=== Written problem ===
Copy out the items from the line with "app-launcher-button[interactable] bbox=[58, 111, 92, 145]" through the line with "419, 525, 433]", including both of those lines.

[Portion of a data file]
■ ■ ■
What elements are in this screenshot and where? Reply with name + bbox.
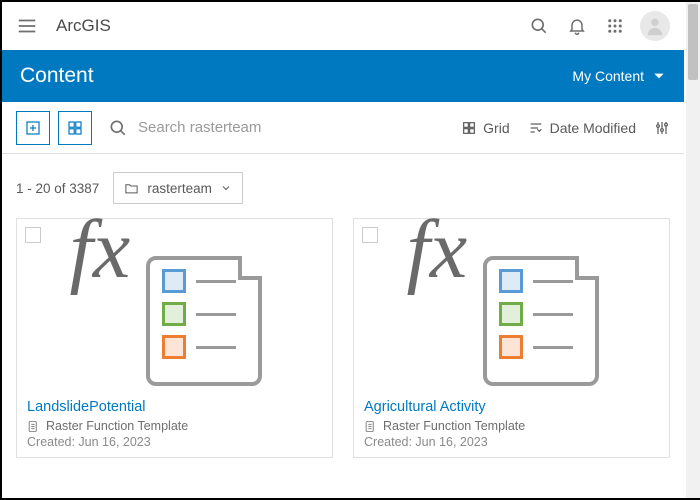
app-launcher-button[interactable] bbox=[58, 111, 92, 145]
menu-icon[interactable] bbox=[16, 15, 38, 37]
raster-fx-icon: fx bbox=[70, 226, 280, 386]
search-icon[interactable] bbox=[520, 7, 558, 45]
item-date: Created: Jun 16, 2023 bbox=[364, 435, 659, 449]
grid-icon bbox=[461, 120, 477, 136]
scrollbar[interactable] bbox=[686, 2, 700, 498]
search-input[interactable] bbox=[138, 119, 358, 136]
search-field-icon bbox=[108, 118, 128, 138]
item-card[interactable]: fx Agricultural Activity bbox=[353, 218, 670, 458]
item-type-label: Raster Function Template bbox=[383, 419, 525, 433]
sliders-icon bbox=[654, 120, 670, 136]
item-type-icon bbox=[27, 420, 40, 433]
notifications-icon[interactable] bbox=[558, 7, 596, 45]
chevron-down-icon bbox=[220, 182, 232, 194]
content-scope-dropdown[interactable]: My Content bbox=[572, 68, 666, 84]
item-thumbnail: fx bbox=[17, 219, 332, 393]
folder-icon bbox=[124, 181, 139, 196]
scrollbar-thumb[interactable] bbox=[688, 4, 698, 80]
user-avatar[interactable] bbox=[640, 11, 670, 41]
content-scope-label: My Content bbox=[572, 68, 644, 84]
item-card[interactable]: fx LandslidePotential bbox=[16, 218, 333, 458]
sort-label: Date Modified bbox=[550, 120, 636, 136]
brand-label: ArcGIS bbox=[56, 16, 111, 36]
select-checkbox[interactable] bbox=[25, 227, 41, 243]
item-type-icon bbox=[364, 420, 377, 433]
item-type-label: Raster Function Template bbox=[46, 419, 188, 433]
add-item-button[interactable] bbox=[16, 111, 50, 145]
item-date: Created: Jun 16, 2023 bbox=[27, 435, 322, 449]
view-toggle[interactable]: Grid bbox=[461, 120, 509, 136]
filter-settings-button[interactable] bbox=[654, 120, 670, 136]
item-thumbnail: fx bbox=[354, 219, 669, 393]
item-title[interactable]: Agricultural Activity bbox=[364, 399, 659, 415]
view-toggle-label: Grid bbox=[483, 120, 509, 136]
item-title[interactable]: LandslidePotential bbox=[27, 399, 322, 415]
result-count: 1 - 20 of 3387 bbox=[16, 181, 99, 196]
folder-dropdown[interactable]: rasterteam bbox=[113, 172, 243, 204]
folder-name: rasterteam bbox=[147, 181, 212, 196]
sort-icon bbox=[528, 120, 544, 136]
sort-control[interactable]: Date Modified bbox=[528, 120, 636, 136]
page-title: Content bbox=[20, 64, 94, 88]
raster-fx-icon: fx bbox=[407, 226, 617, 386]
caret-down-icon bbox=[652, 69, 666, 83]
select-checkbox[interactable] bbox=[362, 227, 378, 243]
apps-icon[interactable] bbox=[596, 7, 634, 45]
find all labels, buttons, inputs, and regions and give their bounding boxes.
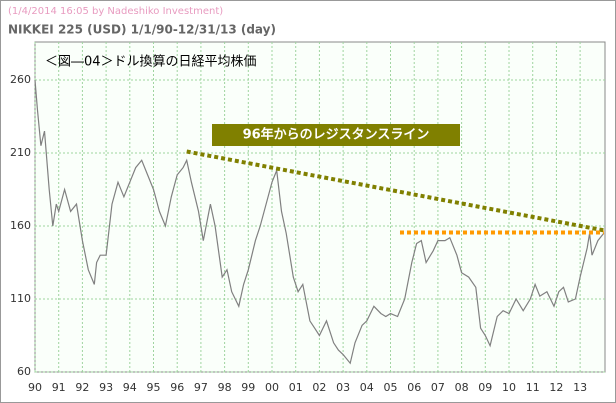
y-tick-label: 60 (17, 365, 31, 378)
x-tick-label: 96 (170, 381, 184, 394)
x-tick-label: 99 (241, 381, 255, 394)
chart-label: ＜図―04＞ドル換算の日経平均株価 (45, 55, 257, 70)
y-tick-label: 160 (10, 219, 31, 232)
y-tick-label: 110 (10, 292, 31, 305)
x-tick-label: 08 (455, 381, 469, 394)
annotation-text: 96年からのレジスタンスライン (243, 127, 430, 143)
x-tick-label: 93 (99, 381, 113, 394)
price-line (34, 79, 605, 365)
x-tick-label: 94 (123, 381, 137, 394)
x-tick-label: 90 (28, 381, 42, 394)
x-tick-label: 98 (218, 381, 232, 394)
y-tick-label: 260 (10, 73, 31, 86)
x-tick-label: 91 (52, 381, 66, 394)
x-tick-label: 04 (360, 381, 374, 394)
x-tick-label: 09 (478, 381, 492, 394)
x-tick-label: 95 (147, 381, 161, 394)
x-tick-label: 01 (289, 381, 303, 394)
chart-title: NIKKEI 225 (USD) 1/1/90-12/31/13 (day) (8, 23, 276, 37)
x-tick-label: 07 (431, 381, 445, 394)
x-tick-label: 97 (194, 381, 208, 394)
x-tick-label: 06 (407, 381, 421, 394)
x-tick-label: 12 (549, 381, 563, 394)
credit: (1/4/2014 16:05 by Nadeshiko Investment) (8, 6, 223, 17)
annotation-line (186, 149, 605, 233)
annotation-box (212, 124, 460, 146)
x-tick-label: 05 (384, 381, 398, 394)
x-tick-label: 92 (75, 381, 89, 394)
x-tick-label: 13 (573, 381, 587, 394)
x-tick-label: 03 (336, 381, 350, 394)
x-tick-label: 02 (312, 381, 326, 394)
plot-area (34, 41, 606, 373)
x-tick-label: 00 (265, 381, 279, 394)
x-tick-label: 10 (502, 381, 516, 394)
y-tick-label: 210 (10, 146, 31, 159)
x-tick-label: 11 (526, 381, 540, 394)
■ ■ ■
=== The solution ===
app-launcher-button[interactable] bbox=[58, 111, 92, 145]
menu-icon[interactable] bbox=[16, 15, 38, 37]
raster-fx-icon: fx bbox=[70, 226, 280, 386]
search-icon[interactable] bbox=[520, 7, 558, 45]
item-date: Created: Jun 16, 2023 bbox=[364, 435, 659, 449]
grid-icon bbox=[461, 120, 477, 136]
scrollbar[interactable] bbox=[686, 2, 700, 498]
search-input[interactable] bbox=[138, 119, 358, 136]
search-field-icon bbox=[108, 118, 128, 138]
item-card[interactable]: fx Agricultural Activity bbox=[353, 218, 670, 458]
item-type-label: Raster Function Template bbox=[383, 419, 525, 433]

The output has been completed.